* _INPUT DATA_
__________
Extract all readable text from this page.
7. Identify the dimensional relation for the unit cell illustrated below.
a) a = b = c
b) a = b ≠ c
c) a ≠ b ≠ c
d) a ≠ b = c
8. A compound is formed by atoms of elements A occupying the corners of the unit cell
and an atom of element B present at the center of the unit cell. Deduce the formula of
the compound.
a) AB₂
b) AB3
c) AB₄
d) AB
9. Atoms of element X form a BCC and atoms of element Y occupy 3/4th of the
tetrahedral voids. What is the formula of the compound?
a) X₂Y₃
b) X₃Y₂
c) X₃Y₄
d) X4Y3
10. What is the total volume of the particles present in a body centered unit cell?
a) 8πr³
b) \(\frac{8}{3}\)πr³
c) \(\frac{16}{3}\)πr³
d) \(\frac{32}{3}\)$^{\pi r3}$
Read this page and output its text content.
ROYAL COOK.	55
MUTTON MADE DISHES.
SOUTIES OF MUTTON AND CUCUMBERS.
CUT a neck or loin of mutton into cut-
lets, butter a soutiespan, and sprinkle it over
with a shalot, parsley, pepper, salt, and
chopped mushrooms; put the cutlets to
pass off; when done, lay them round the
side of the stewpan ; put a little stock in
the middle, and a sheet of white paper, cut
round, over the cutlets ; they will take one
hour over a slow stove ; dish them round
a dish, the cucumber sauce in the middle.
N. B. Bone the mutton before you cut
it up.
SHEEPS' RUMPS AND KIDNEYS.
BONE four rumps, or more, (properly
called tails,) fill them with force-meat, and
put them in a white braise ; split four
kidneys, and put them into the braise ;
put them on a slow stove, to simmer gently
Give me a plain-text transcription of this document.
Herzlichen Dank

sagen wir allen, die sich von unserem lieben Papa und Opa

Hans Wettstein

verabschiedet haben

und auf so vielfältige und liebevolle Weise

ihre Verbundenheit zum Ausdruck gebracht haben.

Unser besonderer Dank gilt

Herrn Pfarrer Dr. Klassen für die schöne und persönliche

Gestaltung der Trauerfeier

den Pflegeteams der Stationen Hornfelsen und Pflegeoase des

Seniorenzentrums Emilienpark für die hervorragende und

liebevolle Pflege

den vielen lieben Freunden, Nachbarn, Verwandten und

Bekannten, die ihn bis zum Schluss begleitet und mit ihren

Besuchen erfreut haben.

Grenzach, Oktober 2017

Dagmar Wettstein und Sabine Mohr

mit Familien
__________
* _WHAT THIS TASK INVOLVES_
Extract all lines as given.

* _COMPLETE RESPONSE_
Extract all readable text from this page.
7. Identify the dimensional relation for the unit cell illustrated below.
a) a = b = c
b) a = b ≠ c
c) a ≠ b ≠ c
d) a ≠ b = c
8. A compound is formed by atoms of elements A occupying the corners of the unit cell
and an atom of element B present at the center of the unit cell. Deduce the formula of
the compound.
a) AB₂
b) AB3
c) AB₄
d) AB
9. Atoms of element X form a BCC and atoms of element Y occupy 3/4th of the
tetrahedral voids. What is the formula of the compound?
a) X₂Y₃
b) X₃Y₂
c) X₃Y₄
d) X4Y3
10. What is the total volume of the particles present in a body centered unit cell?
a) 8πr³
b) \(\frac{8}{3}\)πr³
c) \(\frac{16}{3}\)πr³
d) \(\frac{32}{3}\)$^{\pi r3}$
Read this page and output its text content.
ROYAL COOK.	55
MUTTON MADE DISHES.
SOUTIES OF MUTTON AND CUCUMBERS.
CUT a neck or loin of mutton into cut-
lets, butter a soutiespan, and sprinkle it over
with a shalot, parsley, pepper, salt, and
chopped mushrooms; put the cutlets to
pass off; when done, lay them round the
side of the stewpan ; put a little stock in
the middle, and a sheet of white paper, cut
round, over the cutlets ; they will take one
hour over a slow stove ; dish them round
a dish, the cucumber sauce in the middle.
N. B. Bone the mutton before you cut
it up.
SHEEPS' RUMPS AND KIDNEYS.
BONE four rumps, or more, (properly
called tails,) fill them with force-meat, and
put them in a white braise ; split four
kidneys, and put them into the braise ;
put them on a slow stove, to simmer gently
Give me a plain-text transcription of this document.
Herzlichen Dank

sagen wir allen, die sich von unserem lieben Papa und Opa

Hans Wettstein

verabschiedet haben

und auf so vielfältige und liebevolle Weise

ihre Verbundenheit zum Ausdruck gebracht haben.

Unser besonderer Dank gilt

Herrn Pfarrer Dr. Klassen für die schöne und persönliche

Gestaltung der Trauerfeier

den Pflegeteams der Stationen Hornfelsen und Pflegeoase des

Seniorenzentrums Emilienpark für die hervorragende und

liebevolle Pflege

den vielen lieben Freunden, Nachbarn, Verwandten und

Bekannten, die ihn bis zum Schluss begleitet und mit ihren

Besuchen erfreut haben.

Grenzach, Oktober 2017

Dagmar Wettstein und Sabine Mohr

mit Familien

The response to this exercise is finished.